■ What is expected
Extract the listing below in full, unchanged.

■ Available records
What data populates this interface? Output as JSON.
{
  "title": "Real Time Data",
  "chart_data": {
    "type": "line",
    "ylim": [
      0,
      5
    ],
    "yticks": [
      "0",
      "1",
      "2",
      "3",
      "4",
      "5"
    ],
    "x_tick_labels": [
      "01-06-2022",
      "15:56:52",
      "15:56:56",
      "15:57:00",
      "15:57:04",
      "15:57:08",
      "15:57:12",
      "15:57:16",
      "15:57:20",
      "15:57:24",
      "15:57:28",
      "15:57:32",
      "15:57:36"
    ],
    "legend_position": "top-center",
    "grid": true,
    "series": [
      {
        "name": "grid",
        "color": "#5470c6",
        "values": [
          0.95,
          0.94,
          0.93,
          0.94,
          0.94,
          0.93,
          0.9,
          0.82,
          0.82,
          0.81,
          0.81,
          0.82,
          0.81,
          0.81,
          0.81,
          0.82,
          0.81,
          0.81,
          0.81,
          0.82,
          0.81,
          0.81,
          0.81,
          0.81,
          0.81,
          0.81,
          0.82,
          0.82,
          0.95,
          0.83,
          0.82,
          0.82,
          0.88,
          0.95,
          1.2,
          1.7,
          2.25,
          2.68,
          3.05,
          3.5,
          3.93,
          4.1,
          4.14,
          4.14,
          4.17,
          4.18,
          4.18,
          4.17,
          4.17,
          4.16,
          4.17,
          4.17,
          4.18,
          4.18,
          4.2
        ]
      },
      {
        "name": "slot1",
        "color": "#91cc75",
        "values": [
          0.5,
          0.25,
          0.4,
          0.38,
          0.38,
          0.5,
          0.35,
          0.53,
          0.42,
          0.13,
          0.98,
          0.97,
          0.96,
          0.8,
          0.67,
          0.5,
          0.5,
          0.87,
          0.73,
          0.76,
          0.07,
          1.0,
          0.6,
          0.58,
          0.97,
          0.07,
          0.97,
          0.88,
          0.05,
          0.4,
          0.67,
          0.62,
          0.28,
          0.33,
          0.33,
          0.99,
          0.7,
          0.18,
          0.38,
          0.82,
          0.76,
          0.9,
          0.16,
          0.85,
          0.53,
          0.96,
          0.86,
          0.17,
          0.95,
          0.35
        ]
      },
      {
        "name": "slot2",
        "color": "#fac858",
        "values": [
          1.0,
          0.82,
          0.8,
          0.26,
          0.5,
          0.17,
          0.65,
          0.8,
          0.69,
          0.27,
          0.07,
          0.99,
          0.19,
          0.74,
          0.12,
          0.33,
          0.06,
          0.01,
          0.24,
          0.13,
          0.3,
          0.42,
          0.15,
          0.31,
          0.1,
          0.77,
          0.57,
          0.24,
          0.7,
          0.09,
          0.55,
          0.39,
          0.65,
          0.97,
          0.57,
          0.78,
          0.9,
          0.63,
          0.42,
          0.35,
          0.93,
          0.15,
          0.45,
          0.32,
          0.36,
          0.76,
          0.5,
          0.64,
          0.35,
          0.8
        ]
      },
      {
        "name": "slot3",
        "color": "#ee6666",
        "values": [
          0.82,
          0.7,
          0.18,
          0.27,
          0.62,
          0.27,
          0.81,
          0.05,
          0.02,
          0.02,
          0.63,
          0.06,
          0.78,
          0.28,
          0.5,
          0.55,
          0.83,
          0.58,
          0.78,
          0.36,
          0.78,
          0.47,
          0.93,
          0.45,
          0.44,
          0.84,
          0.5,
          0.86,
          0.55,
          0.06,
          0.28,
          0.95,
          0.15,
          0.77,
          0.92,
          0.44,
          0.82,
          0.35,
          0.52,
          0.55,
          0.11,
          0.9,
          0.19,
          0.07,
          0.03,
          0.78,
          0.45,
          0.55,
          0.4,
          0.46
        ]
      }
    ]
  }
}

■ The solution
What data populates this interface? Output as JSON.
{
  "title": "Real Time Data",
  "chart_data": {
    "type": "line",
    "ylim": [
      0,
      5
    ],
    "yticks": [
      "0",
      "1",
      "2",
      "3",
      "4",
      "5"
    ],
    "x_tick_labels": [
      "01-06-2022",
      "15:56:52",
      "15:56:56",
      "15:57:00",
      "15:57:04",
      "15:57:08",
      "15:57:12",
      "15:57:16",
      "15:57:20",
      "15:57:24",
      "15:57:28",
      "15:57:32",
      "15:57:36"
    ],
    "legend_position": "top-center",
    "grid": true,
    "series": [
      {
        "name": "grid",
        "color": "#5470c6",
        "values": [
          0.95,
          0.94,
          0.93,
          0.94,
          0.94,
          0.93,
          0.9,
          0.82,
          0.82,
          0.81,
          0.81,
          0.82,
          0.81,
          0.81,
          0.81,
          0.82,
          0.81,
          0.81,
          0.81,
          0.82,
          0.81,
          0.81,
          0.81,
          0.81,
          0.81,
          0.81,
          0.82,
          0.82,
          0.95,
          0.83,
          0.82,
          0.82,
          0.88,
          0.95,
          1.2,
          1.7,
          2.25,
          2.68,
          3.05,
          3.5,
          3.93,
          4.1,
          4.14,
          4.14,
          4.17,
          4.18,
          4.18,
          4.17,
          4.17,
          4.16,
          4.17,
          4.17,
          4.18,
          4.18,
          4.2
        ]
      },
      {
        "name": "slot1",
        "color": "#91cc75",
        "values": [
          0.5,
          0.25,
          0.4,
          0.38,
          0.38,
          0.5,
          0.35,
          0.53,
          0.42,
          0.13,
          0.98,
          0.97,
          0.96,
          0.8,
          0.67,
          0.5,
          0.5,
          0.87,
          0.73,
          0.76,
          0.07,
          1.0,
          0.6,
          0.58,
          0.97,
          0.07,
          0.97,
          0.88,
          0.05,
          0.4,
          0.67,
          0.62,
          0.28,
          0.33,
          0.33,
          0.99,
          0.7,
          0.18,
          0.38,
          0.82,
          0.76,
          0.9,
          0.16,
          0.85,
          0.53,
          0.96,
          0.86,
          0.17,
          0.95,
          0.35
        ]
      },
      {
        "name": "slot2",
        "color": "#fac858",
        "values": [
          1.0,
          0.82,
          0.8,
          0.26,
          0.5,
          0.17,
          0.65,
          0.8,
          0.69,
          0.27,
          0.07,
          0.99,
          0.19,
          0.74,
          0.12,
          0.33,
          0.06,
          0.01,
          0.24,
          0.13,
          0.3,
          0.42,
          0.15,
          0.31,
          0.1,
          0.77,
          0.57,
          0.24,
          0.7,
          0.09,
          0.55,
          0.39,
          0.65,
          0.97,
          0.57,
          0.78,
          0.9,
          0.63,
          0.42,
          0.35,
          0.93,
          0.15,
          0.45,
          0.32,
          0.36,
          0.76,
          0.5,
          0.64,
          0.35,
          0.8
        ]
      },
      {
        "name": "slot3",
        "color": "#ee6666",
        "values": [
          0.82,
          0.7,
          0.18,
          0.27,
          0.62,
          0.27,
          0.81,
          0.05,
          0.02,
          0.02,
          0.63,
          0.06,
          0.78,
          0.28,
          0.5,
          0.55,
          0.83,
          0.58,
          0.78,
          0.36,
          0.78,
          0.47,
          0.93,
          0.45,
          0.44,
          0.84,
          0.5,
          0.86,
          0.55,
          0.06,
          0.28,
          0.95,
          0.15,
          0.77,
          0.92,
          0.44,
          0.82,
          0.35,
          0.52,
          0.55,
          0.11,
          0.9,
          0.19,
          0.07,
          0.03,
          0.78,
          0.45,
          0.55,
          0.4,
          0.46
        ]
      }
    ]
  }
}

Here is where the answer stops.